WHAT YOU WILL DO: What is the most that Compugen Ltd. may raise in total through share sales by Cantor Fitzgerald & Co. under the sales agreement described in the Form 6-K filing below?

PASSAGE PROVIDED:
____________________
UNITED STATES
SECURITIES AND EXCHANGE COMMISSION
Washington, D.C. 20549
 
Form 6-K

REPORT OF FOREIGN PRIVATE ISSUER PURSUANT TO RULE 13a-16
OR 15d-16
UNDER THE SECURITIES EXCHANGE ACT OF 1934
 
For the month of May 2018
 
Commission File Number 000-30902
 
COMPUGEN LTD.
(Translation of registrant’s name into English)
 
26 Harokmim Street
Holon 5885849, Israel
(Address of Principal Executive Offices)
 
Indicate by check mark whether the registrant files or will file annual reports under cover
of Form 20-For Form 40-F:
 
Form 20-F ☑          Form 40-F
 
Indicate by check mark if the registrant is submitting the Form 6-K in paper as permitted by
Regulation S-T Rule 101(b)(1):
 
Indicate by check mark if the registrant is submitting the Form 6-K in paper as permitted by
Regulation S-T Rule 101(b)(7):
 

 
On May 25, 2018, Compugen Ltd. (the “Company”) entered into a Controlled Equity OfferingSM Sales Agreement (the “Sales Agreement”) with Cantor Fitzgerald & Co. (“Cantor”), as sales agent, pursuant to which the Company may offer and sell, from time to time through Cantor, ordinary shares, par value NIS 0.01 per share, of the Company (the “Ordinary Shares”), having an aggregate offering price of up to $25 million (the “Shares”). Any Shares offered and sold will be issued pursuant to the Company’s shelf registration statement on Form F-3 (Registration No. 333-213007) and the related prospectus previously declared effective by the Securities and Exchange Commission (the “SEC”) on October 11, 2016 (the “Registration Statement”), as supplemented by a prospectus supplement, dated May 25, 2018, which the Company will file with the SEC pursuant to Rule 424(b)(5) under the Securities Act.
____________________
RECORD LIST:
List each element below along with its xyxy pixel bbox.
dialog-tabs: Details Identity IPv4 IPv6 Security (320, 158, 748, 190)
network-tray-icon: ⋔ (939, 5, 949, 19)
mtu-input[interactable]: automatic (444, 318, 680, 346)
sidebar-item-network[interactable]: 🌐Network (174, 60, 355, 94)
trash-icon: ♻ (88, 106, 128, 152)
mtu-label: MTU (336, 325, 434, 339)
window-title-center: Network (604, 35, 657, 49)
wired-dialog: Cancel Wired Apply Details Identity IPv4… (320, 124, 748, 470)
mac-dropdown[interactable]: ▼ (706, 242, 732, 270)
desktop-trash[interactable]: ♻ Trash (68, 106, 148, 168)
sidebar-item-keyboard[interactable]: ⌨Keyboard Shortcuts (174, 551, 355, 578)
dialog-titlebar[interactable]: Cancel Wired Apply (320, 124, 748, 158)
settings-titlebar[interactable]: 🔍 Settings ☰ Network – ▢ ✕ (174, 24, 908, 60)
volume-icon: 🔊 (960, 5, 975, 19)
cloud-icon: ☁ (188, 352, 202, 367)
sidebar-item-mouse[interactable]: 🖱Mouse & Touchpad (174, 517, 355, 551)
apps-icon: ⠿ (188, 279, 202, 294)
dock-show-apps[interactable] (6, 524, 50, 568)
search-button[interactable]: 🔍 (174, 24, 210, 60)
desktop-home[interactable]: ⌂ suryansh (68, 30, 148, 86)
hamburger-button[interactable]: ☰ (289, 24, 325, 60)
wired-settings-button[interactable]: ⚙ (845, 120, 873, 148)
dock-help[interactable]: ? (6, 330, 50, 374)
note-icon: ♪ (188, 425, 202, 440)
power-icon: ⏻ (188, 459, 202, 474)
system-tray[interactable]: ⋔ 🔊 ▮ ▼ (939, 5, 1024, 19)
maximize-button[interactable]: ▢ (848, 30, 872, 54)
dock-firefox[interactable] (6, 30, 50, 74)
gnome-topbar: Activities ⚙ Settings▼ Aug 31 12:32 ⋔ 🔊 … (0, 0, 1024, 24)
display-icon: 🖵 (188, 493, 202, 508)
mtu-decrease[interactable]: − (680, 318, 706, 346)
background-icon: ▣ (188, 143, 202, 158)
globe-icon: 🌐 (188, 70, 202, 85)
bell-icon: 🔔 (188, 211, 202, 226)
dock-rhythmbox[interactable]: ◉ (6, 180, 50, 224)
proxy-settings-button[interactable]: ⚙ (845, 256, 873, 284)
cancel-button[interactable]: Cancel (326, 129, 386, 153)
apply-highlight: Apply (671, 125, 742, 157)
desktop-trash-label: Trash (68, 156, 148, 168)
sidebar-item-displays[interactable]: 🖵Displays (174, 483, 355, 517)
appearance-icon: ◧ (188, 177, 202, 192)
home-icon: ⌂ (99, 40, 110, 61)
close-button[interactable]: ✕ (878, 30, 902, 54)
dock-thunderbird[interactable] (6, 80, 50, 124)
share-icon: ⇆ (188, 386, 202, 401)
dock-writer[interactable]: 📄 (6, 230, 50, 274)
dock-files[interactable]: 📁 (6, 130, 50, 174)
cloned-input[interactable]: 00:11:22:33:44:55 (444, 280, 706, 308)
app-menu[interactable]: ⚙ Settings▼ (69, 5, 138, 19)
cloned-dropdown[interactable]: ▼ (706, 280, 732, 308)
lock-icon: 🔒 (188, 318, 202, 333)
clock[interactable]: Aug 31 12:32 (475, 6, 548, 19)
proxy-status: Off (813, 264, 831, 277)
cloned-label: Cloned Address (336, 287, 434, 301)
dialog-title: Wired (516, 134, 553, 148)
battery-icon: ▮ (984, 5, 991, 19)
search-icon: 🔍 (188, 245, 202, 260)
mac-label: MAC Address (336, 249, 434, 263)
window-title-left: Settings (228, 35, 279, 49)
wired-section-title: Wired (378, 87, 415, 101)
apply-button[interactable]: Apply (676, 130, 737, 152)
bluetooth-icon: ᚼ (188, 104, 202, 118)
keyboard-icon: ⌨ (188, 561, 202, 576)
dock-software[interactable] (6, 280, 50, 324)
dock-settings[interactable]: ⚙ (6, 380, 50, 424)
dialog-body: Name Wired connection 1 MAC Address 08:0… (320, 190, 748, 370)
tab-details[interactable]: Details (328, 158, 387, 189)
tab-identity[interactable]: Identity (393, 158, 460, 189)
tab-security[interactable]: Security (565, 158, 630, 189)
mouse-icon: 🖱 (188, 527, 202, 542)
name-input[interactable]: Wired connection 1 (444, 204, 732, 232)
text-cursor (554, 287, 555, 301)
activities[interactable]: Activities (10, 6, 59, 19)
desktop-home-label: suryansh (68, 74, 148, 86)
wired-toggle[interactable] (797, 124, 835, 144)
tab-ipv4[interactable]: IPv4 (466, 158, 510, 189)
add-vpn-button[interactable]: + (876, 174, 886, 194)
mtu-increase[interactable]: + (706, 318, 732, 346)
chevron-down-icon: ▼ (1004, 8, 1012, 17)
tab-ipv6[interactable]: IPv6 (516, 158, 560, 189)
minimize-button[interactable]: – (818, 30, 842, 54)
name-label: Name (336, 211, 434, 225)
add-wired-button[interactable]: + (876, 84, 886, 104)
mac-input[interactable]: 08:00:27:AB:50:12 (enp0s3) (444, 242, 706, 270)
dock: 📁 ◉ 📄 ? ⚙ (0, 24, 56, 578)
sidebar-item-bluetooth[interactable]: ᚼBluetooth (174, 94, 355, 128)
____________________
SOLUTION TO THIS TASK: Up to $25 million.